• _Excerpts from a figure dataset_
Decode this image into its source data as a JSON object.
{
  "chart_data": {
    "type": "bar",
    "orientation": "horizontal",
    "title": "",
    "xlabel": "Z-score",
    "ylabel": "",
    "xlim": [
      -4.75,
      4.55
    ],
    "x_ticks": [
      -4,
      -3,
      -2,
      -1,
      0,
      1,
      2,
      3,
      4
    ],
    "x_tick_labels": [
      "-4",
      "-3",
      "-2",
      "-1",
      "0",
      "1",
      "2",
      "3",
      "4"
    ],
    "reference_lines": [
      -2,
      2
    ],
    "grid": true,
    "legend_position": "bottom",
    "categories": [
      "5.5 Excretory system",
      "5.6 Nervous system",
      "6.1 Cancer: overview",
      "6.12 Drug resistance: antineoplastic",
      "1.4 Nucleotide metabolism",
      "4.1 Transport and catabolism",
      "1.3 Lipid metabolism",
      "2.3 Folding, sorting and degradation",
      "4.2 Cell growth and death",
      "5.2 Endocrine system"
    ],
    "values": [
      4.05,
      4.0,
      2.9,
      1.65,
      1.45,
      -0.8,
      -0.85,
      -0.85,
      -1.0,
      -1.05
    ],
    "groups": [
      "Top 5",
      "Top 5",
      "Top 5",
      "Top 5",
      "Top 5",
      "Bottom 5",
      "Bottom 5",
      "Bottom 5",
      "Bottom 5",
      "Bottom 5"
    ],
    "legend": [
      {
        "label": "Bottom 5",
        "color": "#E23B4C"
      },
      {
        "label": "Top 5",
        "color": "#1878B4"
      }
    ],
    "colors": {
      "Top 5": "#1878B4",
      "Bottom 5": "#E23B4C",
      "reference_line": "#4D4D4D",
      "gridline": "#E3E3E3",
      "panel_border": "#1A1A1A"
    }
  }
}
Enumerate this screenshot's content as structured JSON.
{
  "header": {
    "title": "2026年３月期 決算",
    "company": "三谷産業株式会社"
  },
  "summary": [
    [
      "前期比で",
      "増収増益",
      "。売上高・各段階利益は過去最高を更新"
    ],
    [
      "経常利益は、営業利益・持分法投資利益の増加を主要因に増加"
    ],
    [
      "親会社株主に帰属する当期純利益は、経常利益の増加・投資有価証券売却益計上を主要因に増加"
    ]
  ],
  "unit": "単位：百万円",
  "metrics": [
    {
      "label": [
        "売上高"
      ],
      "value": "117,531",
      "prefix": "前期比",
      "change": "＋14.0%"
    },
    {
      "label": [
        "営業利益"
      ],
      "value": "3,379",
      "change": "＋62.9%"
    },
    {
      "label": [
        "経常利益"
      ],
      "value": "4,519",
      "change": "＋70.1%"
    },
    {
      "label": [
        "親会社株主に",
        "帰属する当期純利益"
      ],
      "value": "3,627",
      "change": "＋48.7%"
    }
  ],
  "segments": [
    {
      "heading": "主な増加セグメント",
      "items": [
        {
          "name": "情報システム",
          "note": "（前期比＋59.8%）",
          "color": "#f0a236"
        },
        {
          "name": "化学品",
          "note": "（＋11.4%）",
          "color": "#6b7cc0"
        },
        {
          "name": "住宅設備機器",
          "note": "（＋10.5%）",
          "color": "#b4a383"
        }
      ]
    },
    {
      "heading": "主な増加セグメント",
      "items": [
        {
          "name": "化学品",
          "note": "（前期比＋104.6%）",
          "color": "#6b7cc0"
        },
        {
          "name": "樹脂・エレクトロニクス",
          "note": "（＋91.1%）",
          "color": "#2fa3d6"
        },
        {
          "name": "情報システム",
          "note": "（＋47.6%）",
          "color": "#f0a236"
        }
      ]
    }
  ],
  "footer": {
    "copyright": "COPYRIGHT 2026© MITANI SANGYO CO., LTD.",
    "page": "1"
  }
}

• _Written exercise_
The data above must be returned in full, exactly as written.

• _Exercise solution_
Decode this image into its source data as a JSON object.
{
  "chart_data": {
    "type": "bar",
    "orientation": "horizontal",
    "title": "",
    "xlabel": "Z-score",
    "ylabel": "",
    "xlim": [
      -4.75,
      4.55
    ],
    "x_ticks": [
      -4,
      -3,
      -2,
      -1,
      0,
      1,
      2,
      3,
      4
    ],
    "x_tick_labels": [
      "-4",
      "-3",
      "-2",
      "-1",
      "0",
      "1",
      "2",
      "3",
      "4"
    ],
    "reference_lines": [
      -2,
      2
    ],
    "grid": true,
    "legend_position": "bottom",
    "categories": [
      "5.5 Excretory system",
      "5.6 Nervous system",
      "6.1 Cancer: overview",
      "6.12 Drug resistance: antineoplastic",
      "1.4 Nucleotide metabolism",
      "4.1 Transport and catabolism",
      "1.3 Lipid metabolism",
      "2.3 Folding, sorting and degradation",
      "4.2 Cell growth and death",
      "5.2 Endocrine system"
    ],
    "values": [
      4.05,
      4.0,
      2.9,
      1.65,
      1.45,
      -0.8,
      -0.85,
      -0.85,
      -1.0,
      -1.05
    ],
    "groups": [
      "Top 5",
      "Top 5",
      "Top 5",
      "Top 5",
      "Top 5",
      "Bottom 5",
      "Bottom 5",
      "Bottom 5",
      "Bottom 5",
      "Bottom 5"
    ],
    "legend": [
      {
        "label": "Bottom 5",
        "color": "#E23B4C"
      },
      {
        "label": "Top 5",
        "color": "#1878B4"
      }
    ],
    "colors": {
      "Top 5": "#1878B4",
      "Bottom 5": "#E23B4C",
      "reference_line": "#4D4D4D",
      "gridline": "#E3E3E3",
      "panel_border": "#1A1A1A"
    }
  }
}
Enumerate this screenshot's content as structured JSON.
{
  "header": {
    "title": "2026年３月期 決算",
    "company": "三谷産業株式会社"
  },
  "summary": [
    [
      "前期比で",
      "増収増益",
      "。売上高・各段階利益は過去最高を更新"
    ],
    [
      "経常利益は、営業利益・持分法投資利益の増加を主要因に増加"
    ],
    [
      "親会社株主に帰属する当期純利益は、経常利益の増加・投資有価証券売却益計上を主要因に増加"
    ]
  ],
  "unit": "単位：百万円",
  "metrics": [
    {
      "label": [
        "売上高"
      ],
      "value": "117,531",
      "prefix": "前期比",
      "change": "＋14.0%"
    },
    {
      "label": [
        "営業利益"
      ],
      "value": "3,379",
      "change": "＋62.9%"
    },
    {
      "label": [
        "経常利益"
      ],
      "value": "4,519",
      "change": "＋70.1%"
    },
    {
      "label": [
        "親会社株主に",
        "帰属する当期純利益"
      ],
      "value": "3,627",
      "change": "＋48.7%"
    }
  ],
  "segments": [
    {
      "heading": "主な増加セグメント",
      "items": [
        {
          "name": "情報システム",
          "note": "（前期比＋59.8%）",
          "color": "#f0a236"
        },
        {
          "name": "化学品",
          "note": "（＋11.4%）",
          "color": "#6b7cc0"
        },
        {
          "name": "住宅設備機器",
          "note": "（＋10.5%）",
          "color": "#b4a383"
        }
      ]
    },
    {
      "heading": "主な増加セグメント",
      "items": [
        {
          "name": "化学品",
          "note": "（前期比＋104.6%）",
          "color": "#6b7cc0"
        },
        {
          "name": "樹脂・エレクトロニクス",
          "note": "（＋91.1%）",
          "color": "#2fa3d6"
        },
        {
          "name": "情報システム",
          "note": "（＋47.6%）",
          "color": "#f0a236"
        }
      ]
    }
  ],
  "footer": {
    "copyright": "COPYRIGHT 2026© MITANI SANGYO CO., LTD.",
    "page": "1"
  }
}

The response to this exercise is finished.